Extract the lines that hold the string "data".

┌─ RECORD LIST

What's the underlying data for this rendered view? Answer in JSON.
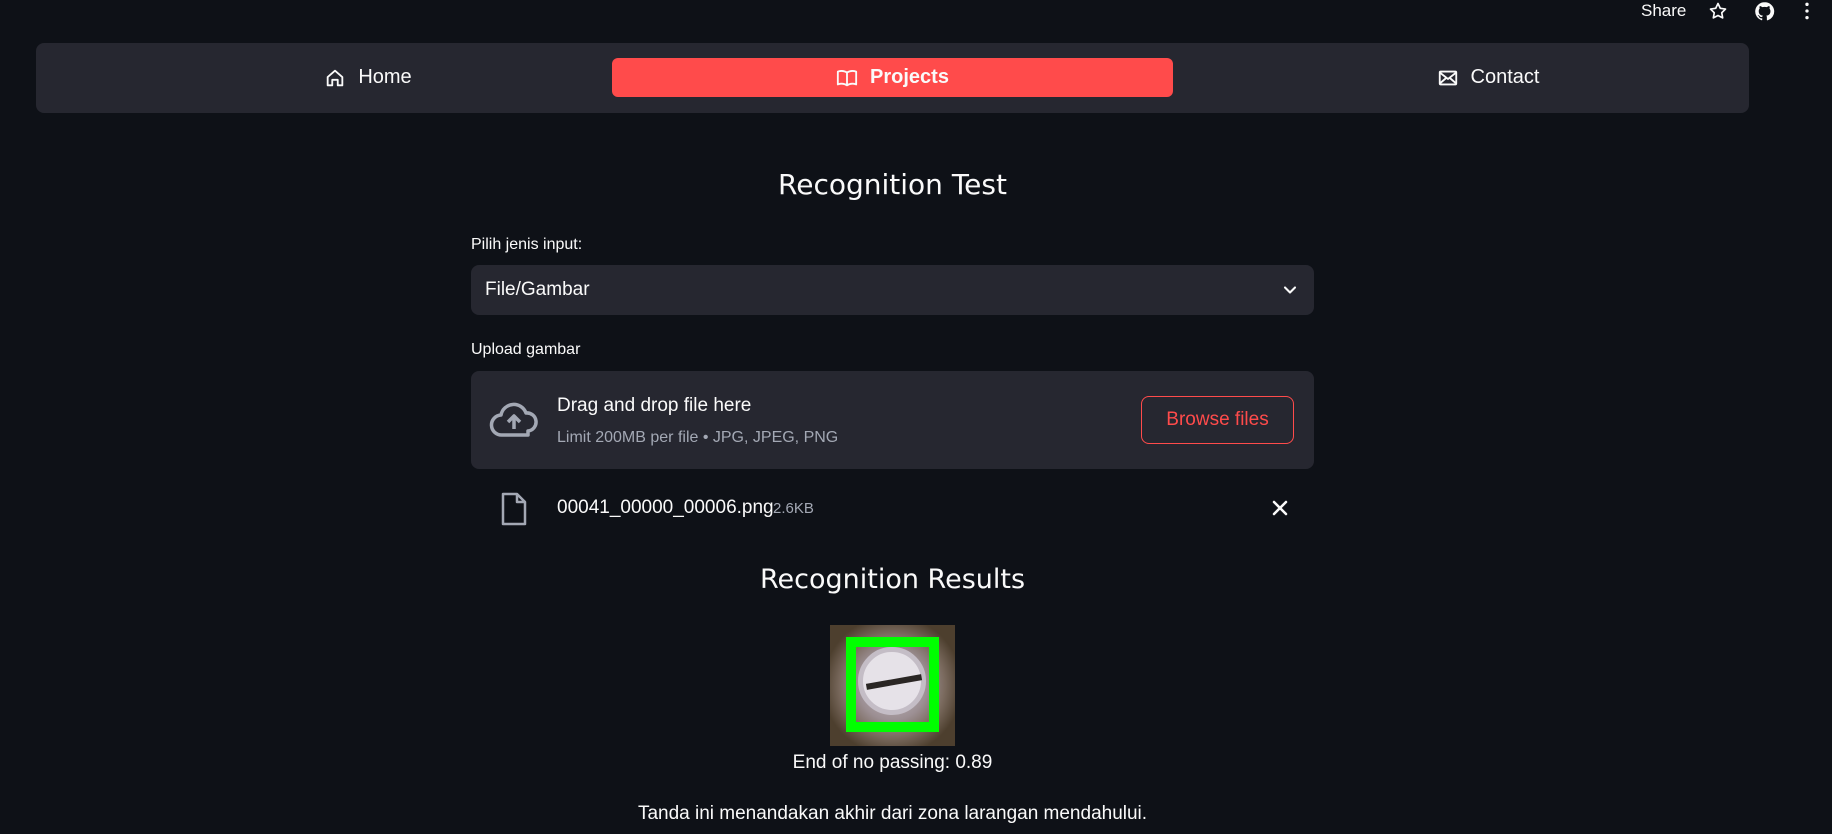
{
  "toolbar": {
    "share_label": "Share",
    "icons": [
      "star-icon",
      "github-icon",
      "more-vert-icon"
    ]
  },
  "nav": {
    "items": [
      {
        "label": "Home",
        "icon": "home-icon",
        "active": false
      },
      {
        "label": "Projects",
        "icon": "book-icon",
        "active": true
      },
      {
        "label": "Contact",
        "icon": "envelope-icon",
        "active": false
      }
    ],
    "accent": "#ff4b4b"
  },
  "page": {
    "title": "Recognition Test",
    "input_type": {
      "label": "Pilih jenis input:",
      "selected": "File/Gambar"
    },
    "upload": {
      "label": "Upload gambar",
      "dropzone_title": "Drag and drop file here",
      "dropzone_subtitle": "Limit 200MB per file • JPG, JPEG, PNG",
      "browse_label": "Browse files"
    },
    "uploaded_file": {
      "name": "00041_00000_00006.png",
      "size": "2.6KB"
    },
    "results": {
      "title": "Recognition Results",
      "prediction": "End of no passing: 0.89",
      "description": "Tanda ini menandakan akhir dari zona larangan mendahului.",
      "box_color": "#00ff00"
    }
  }
}
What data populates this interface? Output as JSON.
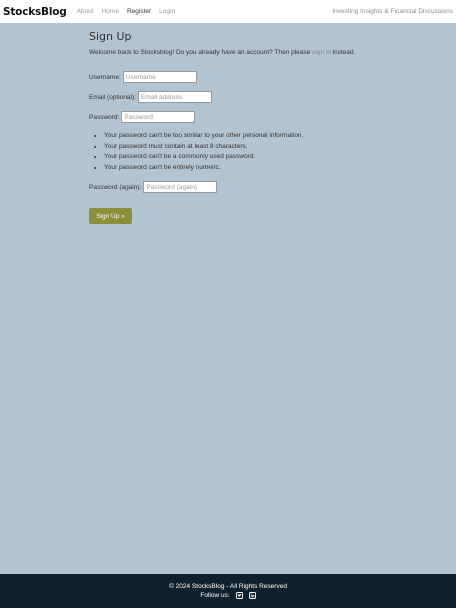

└─

> FINAL ANSWER:
What's the underlying data for this rendered view? Answer in JSON.
What data populates this interface? Output as JSON.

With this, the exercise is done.